Wypisz wszystkie wiersze z poniższych rekordów, niczego w nich nie zmieniając.

____ WYODRĘBNIONE INFORMACJE

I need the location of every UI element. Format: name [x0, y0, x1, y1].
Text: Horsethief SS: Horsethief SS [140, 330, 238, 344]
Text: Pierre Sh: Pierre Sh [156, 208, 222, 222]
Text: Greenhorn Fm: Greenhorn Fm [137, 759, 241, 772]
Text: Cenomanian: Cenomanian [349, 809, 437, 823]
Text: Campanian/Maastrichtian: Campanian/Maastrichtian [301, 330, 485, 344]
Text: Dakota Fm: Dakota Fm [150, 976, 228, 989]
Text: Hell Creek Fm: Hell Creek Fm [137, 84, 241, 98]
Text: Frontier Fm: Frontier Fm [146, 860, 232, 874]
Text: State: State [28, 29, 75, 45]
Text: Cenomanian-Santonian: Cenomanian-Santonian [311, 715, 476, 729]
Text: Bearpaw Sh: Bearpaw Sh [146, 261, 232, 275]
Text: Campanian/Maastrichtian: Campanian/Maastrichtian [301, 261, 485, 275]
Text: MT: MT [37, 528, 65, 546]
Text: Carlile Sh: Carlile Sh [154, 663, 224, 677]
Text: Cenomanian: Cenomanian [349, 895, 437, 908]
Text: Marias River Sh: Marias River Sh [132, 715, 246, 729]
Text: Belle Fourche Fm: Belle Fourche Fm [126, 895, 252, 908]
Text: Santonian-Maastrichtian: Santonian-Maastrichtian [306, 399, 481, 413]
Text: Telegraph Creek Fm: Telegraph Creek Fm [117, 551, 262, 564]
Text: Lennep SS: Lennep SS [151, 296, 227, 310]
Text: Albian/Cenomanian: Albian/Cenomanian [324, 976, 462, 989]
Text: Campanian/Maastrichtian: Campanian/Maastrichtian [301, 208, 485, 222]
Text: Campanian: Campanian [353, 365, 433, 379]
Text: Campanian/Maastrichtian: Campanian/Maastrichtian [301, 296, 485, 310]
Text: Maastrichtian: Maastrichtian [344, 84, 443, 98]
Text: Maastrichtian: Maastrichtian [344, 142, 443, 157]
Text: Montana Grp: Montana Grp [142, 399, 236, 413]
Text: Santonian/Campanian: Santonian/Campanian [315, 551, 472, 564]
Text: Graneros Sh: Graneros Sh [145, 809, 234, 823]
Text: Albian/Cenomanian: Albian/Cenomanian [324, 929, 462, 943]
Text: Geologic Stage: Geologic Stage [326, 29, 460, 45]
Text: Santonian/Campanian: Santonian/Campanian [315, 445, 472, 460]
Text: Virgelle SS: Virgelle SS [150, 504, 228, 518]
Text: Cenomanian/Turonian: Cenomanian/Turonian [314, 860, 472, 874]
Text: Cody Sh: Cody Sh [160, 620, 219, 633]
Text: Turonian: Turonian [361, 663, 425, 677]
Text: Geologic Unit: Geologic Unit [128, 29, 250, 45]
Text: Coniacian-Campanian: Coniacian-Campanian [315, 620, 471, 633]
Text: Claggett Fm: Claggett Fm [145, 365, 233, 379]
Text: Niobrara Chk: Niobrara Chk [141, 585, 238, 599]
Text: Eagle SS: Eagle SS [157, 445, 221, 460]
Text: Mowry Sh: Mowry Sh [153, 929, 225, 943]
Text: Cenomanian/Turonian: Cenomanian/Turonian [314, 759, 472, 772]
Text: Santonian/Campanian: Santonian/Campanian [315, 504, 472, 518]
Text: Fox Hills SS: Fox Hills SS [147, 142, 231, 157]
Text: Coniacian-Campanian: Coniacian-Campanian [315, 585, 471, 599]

________

== WYNIK ZADANIA ==
I need the location of every UI element. Format: name [x0, y0, x1, y1].
Text: Horsethief SS: Horsethief SS [140, 330, 238, 344]
Text: Pierre Sh: Pierre Sh [156, 208, 222, 222]
Text: Greenhorn Fm: Greenhorn Fm [137, 759, 241, 772]
Text: Cenomanian: Cenomanian [349, 809, 437, 823]
Text: Campanian/Maastrichtian: Campanian/Maastrichtian [301, 330, 485, 344]
Text: Dakota Fm: Dakota Fm [150, 976, 228, 989]
Text: Hell Creek Fm: Hell Creek Fm [137, 84, 241, 98]
Text: Frontier Fm: Frontier Fm [146, 860, 232, 874]
Text: State: State [28, 29, 75, 45]
Text: Cenomanian-Santonian: Cenomanian-Santonian [311, 715, 476, 729]
Text: Bearpaw Sh: Bearpaw Sh [146, 261, 232, 275]
Text: Campanian/Maastrichtian: Campanian/Maastrichtian [301, 261, 485, 275]
Text: MT: MT [37, 528, 65, 546]
Text: Carlile Sh: Carlile Sh [154, 663, 224, 677]
Text: Cenomanian: Cenomanian [349, 895, 437, 908]
Text: Marias River Sh: Marias River Sh [132, 715, 246, 729]
Text: Belle Fourche Fm: Belle Fourche Fm [126, 895, 252, 908]
Text: Santonian-Maastrichtian: Santonian-Maastrichtian [306, 399, 481, 413]
Text: Telegraph Creek Fm: Telegraph Creek Fm [117, 551, 262, 564]
Text: Lennep SS: Lennep SS [151, 296, 227, 310]
Text: Albian/Cenomanian: Albian/Cenomanian [324, 976, 462, 989]
Text: Campanian/Maastrichtian: Campanian/Maastrichtian [301, 208, 485, 222]
Text: Campanian: Campanian [353, 365, 433, 379]
Text: Campanian/Maastrichtian: Campanian/Maastrichtian [301, 296, 485, 310]
Text: Maastrichtian: Maastrichtian [344, 84, 443, 98]
Text: Maastrichtian: Maastrichtian [344, 142, 443, 157]
Text: Montana Grp: Montana Grp [142, 399, 236, 413]
Text: Santonian/Campanian: Santonian/Campanian [315, 551, 472, 564]
Text: Graneros Sh: Graneros Sh [145, 809, 234, 823]
Text: Albian/Cenomanian: Albian/Cenomanian [324, 929, 462, 943]
Text: Geologic Stage: Geologic Stage [326, 29, 460, 45]
Text: Santonian/Campanian: Santonian/Campanian [315, 445, 472, 460]
Text: Virgelle SS: Virgelle SS [150, 504, 228, 518]
Text: Cenomanian/Turonian: Cenomanian/Turonian [314, 860, 472, 874]
Text: Cody Sh: Cody Sh [160, 620, 219, 633]
Text: Turonian: Turonian [361, 663, 425, 677]
Text: Geologic Unit: Geologic Unit [128, 29, 250, 45]
Text: Coniacian-Campanian: Coniacian-Campanian [315, 620, 471, 633]
Text: Claggett Fm: Claggett Fm [145, 365, 233, 379]
Text: Niobrara Chk: Niobrara Chk [141, 585, 238, 599]
Text: Eagle SS: Eagle SS [157, 445, 221, 460]
Text: Mowry Sh: Mowry Sh [153, 929, 225, 943]
Text: Cenomanian/Turonian: Cenomanian/Turonian [314, 759, 472, 772]
Text: Santonian/Campanian: Santonian/Campanian [315, 504, 472, 518]
Text: Fox Hills SS: Fox Hills SS [147, 142, 231, 157]
Text: Coniacian-Campanian: Coniacian-Campanian [315, 585, 471, 599]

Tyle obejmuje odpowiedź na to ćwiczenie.